→ **Input records**
>> start

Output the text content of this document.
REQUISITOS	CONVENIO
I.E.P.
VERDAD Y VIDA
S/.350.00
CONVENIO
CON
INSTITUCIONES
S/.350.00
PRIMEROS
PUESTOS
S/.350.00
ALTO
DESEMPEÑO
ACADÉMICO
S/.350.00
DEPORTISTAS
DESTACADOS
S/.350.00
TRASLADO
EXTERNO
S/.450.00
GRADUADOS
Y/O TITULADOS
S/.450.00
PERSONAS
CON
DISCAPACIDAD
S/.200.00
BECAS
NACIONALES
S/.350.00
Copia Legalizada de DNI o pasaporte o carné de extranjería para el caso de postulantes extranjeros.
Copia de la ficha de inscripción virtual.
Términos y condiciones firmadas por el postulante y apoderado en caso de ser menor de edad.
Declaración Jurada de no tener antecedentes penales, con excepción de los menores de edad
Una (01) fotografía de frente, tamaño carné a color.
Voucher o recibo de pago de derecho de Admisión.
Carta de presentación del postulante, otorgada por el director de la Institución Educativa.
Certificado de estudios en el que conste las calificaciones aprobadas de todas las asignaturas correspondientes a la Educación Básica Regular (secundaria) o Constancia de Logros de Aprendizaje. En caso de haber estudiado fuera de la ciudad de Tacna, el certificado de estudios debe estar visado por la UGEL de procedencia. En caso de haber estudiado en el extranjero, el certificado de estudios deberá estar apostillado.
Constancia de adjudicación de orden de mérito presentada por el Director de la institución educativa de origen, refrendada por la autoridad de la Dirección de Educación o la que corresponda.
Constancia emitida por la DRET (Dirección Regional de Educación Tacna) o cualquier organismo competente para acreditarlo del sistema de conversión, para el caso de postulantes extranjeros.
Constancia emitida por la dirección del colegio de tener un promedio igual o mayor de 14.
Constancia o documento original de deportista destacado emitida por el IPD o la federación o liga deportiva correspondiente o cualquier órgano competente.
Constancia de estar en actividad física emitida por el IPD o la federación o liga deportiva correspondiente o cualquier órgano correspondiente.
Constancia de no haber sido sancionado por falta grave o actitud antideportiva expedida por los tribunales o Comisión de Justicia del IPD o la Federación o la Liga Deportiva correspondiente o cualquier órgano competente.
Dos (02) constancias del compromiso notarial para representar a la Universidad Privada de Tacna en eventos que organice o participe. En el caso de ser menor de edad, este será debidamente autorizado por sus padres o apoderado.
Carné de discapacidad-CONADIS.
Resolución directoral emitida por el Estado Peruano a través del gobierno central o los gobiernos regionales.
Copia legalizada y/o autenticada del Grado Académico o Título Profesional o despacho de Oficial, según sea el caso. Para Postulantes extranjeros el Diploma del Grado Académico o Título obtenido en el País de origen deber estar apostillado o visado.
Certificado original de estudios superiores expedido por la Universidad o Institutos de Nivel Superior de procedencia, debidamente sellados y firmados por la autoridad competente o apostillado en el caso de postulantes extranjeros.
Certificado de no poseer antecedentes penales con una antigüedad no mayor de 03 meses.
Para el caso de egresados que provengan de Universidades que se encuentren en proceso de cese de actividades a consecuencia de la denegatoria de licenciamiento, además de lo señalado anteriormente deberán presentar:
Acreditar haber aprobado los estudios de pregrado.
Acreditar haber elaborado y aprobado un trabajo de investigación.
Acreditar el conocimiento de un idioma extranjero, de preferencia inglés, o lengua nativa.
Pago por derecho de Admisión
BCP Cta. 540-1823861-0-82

>> end

→ **Directive**
Find the lines containing "Tacna" and pull them out.

→ **Final answer**
Certificado de estudios en el que conste las calificaciones aprobadas de todas las asignaturas correspondientes a la Educación Básica Regular (secundaria) o Constancia de Logros de Aprendizaje. En caso de haber estudiado fuera de la ciudad de Tacna, el certificado de estudios debe estar visado por la UGEL de procedencia. En caso de haber estudiado en el extranjero, el certificado de estudios deberá estar apostillado.
Constancia emitida por la DRET (Dirección Regional de Educación Tacna) o cualquier organismo competente para acreditarlo del sistema de conversión, para el caso de postulantes extranjeros.
Dos (02) constancias del compromiso notarial para representar a la Universidad Privada de Tacna en eventos que organice o participe. En el caso de ser menor de edad, este será debidamente autorizado por sus padres o apoderado.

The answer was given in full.